* **What is being asked**: Copy every line from the records below that holds the word "lives".

** Start of Source material **

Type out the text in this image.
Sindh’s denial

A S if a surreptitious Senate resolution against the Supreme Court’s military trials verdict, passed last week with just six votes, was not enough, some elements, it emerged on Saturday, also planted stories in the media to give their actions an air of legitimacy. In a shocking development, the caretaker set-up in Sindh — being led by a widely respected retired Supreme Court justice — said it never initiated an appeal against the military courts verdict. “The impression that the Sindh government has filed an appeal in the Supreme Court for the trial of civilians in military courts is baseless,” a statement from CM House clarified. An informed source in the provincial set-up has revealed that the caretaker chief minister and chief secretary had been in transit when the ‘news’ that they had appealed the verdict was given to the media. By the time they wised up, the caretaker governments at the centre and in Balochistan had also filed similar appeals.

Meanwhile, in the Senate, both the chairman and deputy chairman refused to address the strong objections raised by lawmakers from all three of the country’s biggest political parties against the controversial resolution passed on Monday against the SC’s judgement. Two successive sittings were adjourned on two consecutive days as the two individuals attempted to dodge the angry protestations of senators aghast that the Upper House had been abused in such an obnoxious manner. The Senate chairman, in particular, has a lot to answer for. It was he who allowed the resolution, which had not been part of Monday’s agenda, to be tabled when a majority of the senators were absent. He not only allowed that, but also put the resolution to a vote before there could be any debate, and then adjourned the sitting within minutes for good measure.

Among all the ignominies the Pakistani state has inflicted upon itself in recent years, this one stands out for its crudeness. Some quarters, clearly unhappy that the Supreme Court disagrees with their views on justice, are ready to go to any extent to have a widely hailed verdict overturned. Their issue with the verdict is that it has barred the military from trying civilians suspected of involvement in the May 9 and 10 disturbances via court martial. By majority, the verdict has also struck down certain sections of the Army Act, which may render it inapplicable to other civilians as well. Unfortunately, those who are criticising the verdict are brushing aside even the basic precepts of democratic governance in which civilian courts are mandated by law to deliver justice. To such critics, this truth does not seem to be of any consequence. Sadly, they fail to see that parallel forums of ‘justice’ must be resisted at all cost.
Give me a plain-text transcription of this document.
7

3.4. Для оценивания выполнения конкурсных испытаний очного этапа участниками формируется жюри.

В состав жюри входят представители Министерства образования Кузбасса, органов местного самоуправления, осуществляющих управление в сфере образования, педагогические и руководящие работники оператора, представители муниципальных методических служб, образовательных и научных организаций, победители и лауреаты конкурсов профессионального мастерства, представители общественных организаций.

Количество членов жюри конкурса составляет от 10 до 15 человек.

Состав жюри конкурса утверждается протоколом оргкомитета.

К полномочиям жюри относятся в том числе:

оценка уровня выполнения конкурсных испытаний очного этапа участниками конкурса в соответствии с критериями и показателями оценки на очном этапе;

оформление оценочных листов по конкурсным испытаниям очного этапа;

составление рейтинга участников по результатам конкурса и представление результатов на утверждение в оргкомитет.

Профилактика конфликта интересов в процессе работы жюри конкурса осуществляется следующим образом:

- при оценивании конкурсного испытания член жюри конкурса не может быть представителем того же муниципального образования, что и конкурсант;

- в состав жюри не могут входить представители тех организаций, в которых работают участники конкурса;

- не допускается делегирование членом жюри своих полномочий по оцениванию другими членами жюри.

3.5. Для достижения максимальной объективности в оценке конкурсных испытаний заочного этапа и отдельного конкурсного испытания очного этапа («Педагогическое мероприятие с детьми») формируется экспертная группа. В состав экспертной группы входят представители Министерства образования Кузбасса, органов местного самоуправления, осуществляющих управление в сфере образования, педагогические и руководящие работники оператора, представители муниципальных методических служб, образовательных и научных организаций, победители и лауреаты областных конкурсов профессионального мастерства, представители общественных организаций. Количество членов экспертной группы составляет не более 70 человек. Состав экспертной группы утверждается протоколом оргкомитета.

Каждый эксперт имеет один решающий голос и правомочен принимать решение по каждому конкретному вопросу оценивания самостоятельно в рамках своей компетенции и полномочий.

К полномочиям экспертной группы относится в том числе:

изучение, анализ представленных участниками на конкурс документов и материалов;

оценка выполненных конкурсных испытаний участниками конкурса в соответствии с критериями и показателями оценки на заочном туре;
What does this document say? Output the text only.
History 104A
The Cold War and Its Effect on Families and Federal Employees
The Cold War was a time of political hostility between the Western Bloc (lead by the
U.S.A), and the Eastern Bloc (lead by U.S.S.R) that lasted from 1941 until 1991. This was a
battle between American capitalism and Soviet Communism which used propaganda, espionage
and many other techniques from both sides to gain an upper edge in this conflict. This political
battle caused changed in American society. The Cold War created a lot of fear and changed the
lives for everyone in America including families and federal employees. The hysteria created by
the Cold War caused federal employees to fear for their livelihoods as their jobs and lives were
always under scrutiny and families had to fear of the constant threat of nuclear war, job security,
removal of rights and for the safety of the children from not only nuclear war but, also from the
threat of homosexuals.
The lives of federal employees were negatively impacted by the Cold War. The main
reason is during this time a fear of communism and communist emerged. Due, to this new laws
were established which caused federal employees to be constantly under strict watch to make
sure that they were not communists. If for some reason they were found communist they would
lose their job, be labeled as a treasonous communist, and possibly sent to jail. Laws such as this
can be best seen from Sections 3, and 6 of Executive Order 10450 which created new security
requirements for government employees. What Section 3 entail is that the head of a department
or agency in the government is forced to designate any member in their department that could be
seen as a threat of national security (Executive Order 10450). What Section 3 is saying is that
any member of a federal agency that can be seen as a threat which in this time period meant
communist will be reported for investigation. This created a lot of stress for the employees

** End of Source material **

* **Solution below**:
lives for everyone in America including families and federal employees. The hysteria created by
the Cold War caused federal employees to fear for their livelihoods as their jobs and lives were
The lives of federal employees were negatively impacted by the Cold War. The main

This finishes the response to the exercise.